__INSTRUCTIONS FOR THE TASK__: Format each row below as a JSON list of strings, one string per line, with blank lines dropped. Leave the pictures out of the list.

__RECORDS SHOWN__:
START

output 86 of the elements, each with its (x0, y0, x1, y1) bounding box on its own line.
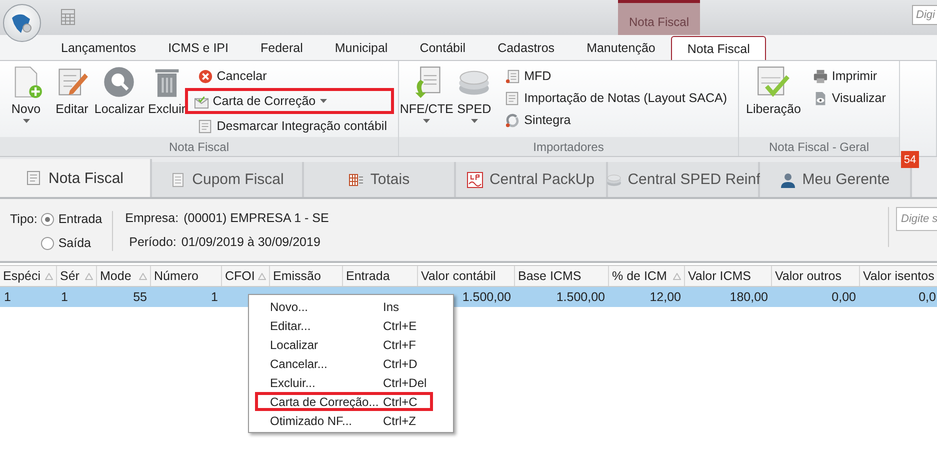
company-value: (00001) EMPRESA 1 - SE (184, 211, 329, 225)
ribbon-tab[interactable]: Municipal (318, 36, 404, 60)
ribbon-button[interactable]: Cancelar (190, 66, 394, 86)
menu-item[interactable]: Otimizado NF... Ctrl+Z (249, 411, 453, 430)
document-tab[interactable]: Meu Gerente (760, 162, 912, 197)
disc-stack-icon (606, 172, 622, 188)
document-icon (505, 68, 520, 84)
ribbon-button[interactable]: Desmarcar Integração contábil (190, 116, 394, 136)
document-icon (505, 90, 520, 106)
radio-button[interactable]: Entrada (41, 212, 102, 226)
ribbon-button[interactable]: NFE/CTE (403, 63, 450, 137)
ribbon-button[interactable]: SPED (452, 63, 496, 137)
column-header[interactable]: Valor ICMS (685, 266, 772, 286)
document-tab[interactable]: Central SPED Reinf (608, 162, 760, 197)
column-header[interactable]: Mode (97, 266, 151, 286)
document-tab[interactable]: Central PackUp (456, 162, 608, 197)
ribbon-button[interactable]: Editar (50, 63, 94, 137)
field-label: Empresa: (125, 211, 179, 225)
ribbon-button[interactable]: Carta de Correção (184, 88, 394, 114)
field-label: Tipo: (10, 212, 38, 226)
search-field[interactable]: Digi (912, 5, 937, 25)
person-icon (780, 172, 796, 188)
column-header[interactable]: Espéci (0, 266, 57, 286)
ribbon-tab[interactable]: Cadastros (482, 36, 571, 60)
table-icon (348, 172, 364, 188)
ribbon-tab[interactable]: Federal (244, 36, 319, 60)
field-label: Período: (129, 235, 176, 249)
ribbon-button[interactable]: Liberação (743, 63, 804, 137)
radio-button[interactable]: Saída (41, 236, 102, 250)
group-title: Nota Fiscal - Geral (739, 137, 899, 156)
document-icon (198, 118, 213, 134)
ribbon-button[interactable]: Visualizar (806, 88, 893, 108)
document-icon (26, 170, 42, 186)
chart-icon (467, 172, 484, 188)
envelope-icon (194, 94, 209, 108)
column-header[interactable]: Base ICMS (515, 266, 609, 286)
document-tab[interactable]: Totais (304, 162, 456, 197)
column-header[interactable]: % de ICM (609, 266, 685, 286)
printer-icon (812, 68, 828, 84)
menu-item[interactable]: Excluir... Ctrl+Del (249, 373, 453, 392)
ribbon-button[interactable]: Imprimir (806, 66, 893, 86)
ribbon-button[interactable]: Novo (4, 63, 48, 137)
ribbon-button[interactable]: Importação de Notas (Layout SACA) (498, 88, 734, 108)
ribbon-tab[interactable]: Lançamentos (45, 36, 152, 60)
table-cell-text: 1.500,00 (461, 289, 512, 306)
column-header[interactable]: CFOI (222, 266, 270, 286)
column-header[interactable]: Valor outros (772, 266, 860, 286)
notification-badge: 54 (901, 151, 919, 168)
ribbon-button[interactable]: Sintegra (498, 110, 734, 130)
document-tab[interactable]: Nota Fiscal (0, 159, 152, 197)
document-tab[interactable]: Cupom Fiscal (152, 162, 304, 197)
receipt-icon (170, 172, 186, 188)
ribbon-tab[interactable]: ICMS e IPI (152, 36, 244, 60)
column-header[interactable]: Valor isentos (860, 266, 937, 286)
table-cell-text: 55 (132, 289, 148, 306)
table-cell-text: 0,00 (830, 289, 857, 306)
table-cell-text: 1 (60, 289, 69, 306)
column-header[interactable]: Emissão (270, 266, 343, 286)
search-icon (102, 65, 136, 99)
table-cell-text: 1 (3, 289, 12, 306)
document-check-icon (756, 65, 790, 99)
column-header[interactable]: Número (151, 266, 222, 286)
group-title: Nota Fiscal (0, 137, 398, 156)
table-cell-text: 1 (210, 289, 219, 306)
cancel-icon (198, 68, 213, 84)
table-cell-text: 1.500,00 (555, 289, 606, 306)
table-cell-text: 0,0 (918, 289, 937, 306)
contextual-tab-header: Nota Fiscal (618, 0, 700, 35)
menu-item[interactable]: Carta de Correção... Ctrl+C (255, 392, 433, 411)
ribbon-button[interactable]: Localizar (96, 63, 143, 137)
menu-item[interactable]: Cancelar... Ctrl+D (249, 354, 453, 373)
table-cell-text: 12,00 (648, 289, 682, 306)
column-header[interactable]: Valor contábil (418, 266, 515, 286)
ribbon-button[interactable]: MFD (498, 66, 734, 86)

END

__FINISHED ANSWER__:
[
  "output 86 of the elements, each with its (x0, y0, x1, y1) bounding box on its own line.",
  "company-value: (00001) EMPRESA 1 - SE (184, 211, 329, 225)",
  "ribbon-tab[interactable]: Municipal (318, 36, 404, 60)",
  "ribbon-button[interactable]: Cancelar (190, 66, 394, 86)",
  "menu-item[interactable]: Otimizado NF... Ctrl+Z (249, 411, 453, 430)",
  "document-tab[interactable]: Meu Gerente (760, 162, 912, 197)",
  "disc-stack-icon (606, 172, 622, 188)",
  "document-icon (505, 68, 520, 84)",
  "ribbon-button[interactable]: Desmarcar Integração contábil (190, 116, 394, 136)",
  "document-icon (505, 90, 520, 106)",
  "radio-button[interactable]: Entrada (41, 212, 102, 226)",
  "ribbon-button[interactable]: NFE/CTE (403, 63, 450, 137)",
  "ribbon-button[interactable]: SPED (452, 63, 496, 137)",
  "column-header[interactable]: Valor ICMS (685, 266, 772, 286)",
  "document-tab[interactable]: Central SPED Reinf (608, 162, 760, 197)",
  "column-header[interactable]: Mode (97, 266, 151, 286)",
  "document-tab[interactable]: Central PackUp (456, 162, 608, 197)",
  "ribbon-button[interactable]: Editar (50, 63, 94, 137)",
  "field-label: Empresa: (125, 211, 179, 225)",
  "ribbon-button[interactable]: Carta de Correção (184, 88, 394, 114)",
  "field-label: Tipo: (10, 212, 38, 226)",
  "search-field[interactable]: Digi (912, 5, 937, 25)",
  "person-icon (780, 172, 796, 188)",
  "column-header[interactable]: Espéci (0, 266, 57, 286)",
  "ribbon-tab[interactable]: Cadastros (482, 36, 571, 60)",
  "table-icon (348, 172, 364, 188)",
  "ribbon-tab[interactable]: Federal (244, 36, 319, 60)",
  "field-label: Período: (129, 235, 176, 249)",
  "ribbon-button[interactable]: Liberação (743, 63, 804, 137)",
  "radio-button[interactable]: Saída (41, 236, 102, 250)",
  "group-title: Nota Fiscal - Geral (739, 137, 899, 156)",
  "document-icon (198, 118, 213, 134)",
  "ribbon-button[interactable]: Visualizar (806, 88, 893, 108)",
  "document-icon (26, 170, 42, 186)",
  "chart-icon (467, 172, 484, 188)",
  "envelope-icon (194, 94, 209, 108)",
  "column-header[interactable]: Base ICMS (515, 266, 609, 286)",
  "document-tab[interactable]: Totais (304, 162, 456, 197)",
  "column-header[interactable]: % de ICM (609, 266, 685, 286)",
  "printer-icon (812, 68, 828, 84)",
  "menu-item[interactable]: Excluir... Ctrl+Del (249, 373, 453, 392)",
  "ribbon-button[interactable]: Imprimir (806, 66, 893, 86)",
  "ribbon-button[interactable]: Novo (4, 63, 48, 137)",
  "ribbon-button[interactable]: Importação de Notas (Layout SACA) (498, 88, 734, 108)",
  "ribbon-tab[interactable]: Lançamentos (45, 36, 152, 60)",
  "table-cell-text: 1.500,00 (461, 289, 512, 306)",
  "column-header[interactable]: CFOI (222, 266, 270, 286)",
  "column-header[interactable]: Valor outros (772, 266, 860, 286)",
  "notification-badge: 54 (901, 151, 919, 168)",
  "ribbon-button[interactable]: Sintegra (498, 110, 734, 130)",
  "document-tab[interactable]: Nota Fiscal (0, 159, 152, 197)",
  "document-tab[interactable]: Cupom Fiscal (152, 162, 304, 197)",
  "receipt-icon (170, 172, 186, 188)",
  "ribbon-tab[interactable]: ICMS e IPI (152, 36, 244, 60)",
  "column-header[interactable]: Valor isentos (860, 266, 937, 286)",
  "table-cell-text: 55 (132, 289, 148, 306)",
  "table-cell-text: 0,00 (830, 289, 857, 306)",
  "table-cell-text: 1 (60, 289, 69, 306)",
  "column-header[interactable]: Emissão (270, 266, 343, 286)",
  "search-icon (102, 65, 136, 99)",
  "table-cell-text: 1 (3, 289, 12, 306)",
  "document-check-icon (756, 65, 790, 99)",
  "column-header[interactable]: Número (151, 266, 222, 286)",
  "group-title: Nota Fiscal (0, 137, 398, 156)",
  "table-cell-text: 1 (210, 289, 219, 306)",
  "cancel-icon (198, 68, 213, 84)",
  "table-cell-text: 1.500,00 (555, 289, 606, 306)",
  "table-cell-text: 0,0 (918, 289, 937, 306)",
  "contextual-tab-header: Nota Fiscal (618, 0, 700, 35)",
  "menu-item[interactable]: Carta de Correção... Ctrl+C (255, 392, 433, 411)",
  "ribbon-button[interactable]: Localizar (96, 63, 143, 137)",
  "menu-item[interactable]: Cancelar... Ctrl+D (249, 354, 453, 373)",
  "table-cell-text: 12,00 (648, 289, 682, 306)",
  "column-header[interactable]: Valor contábil (418, 266, 515, 286)",
  "ribbon-button[interactable]: MFD (498, 66, 734, 86)"
]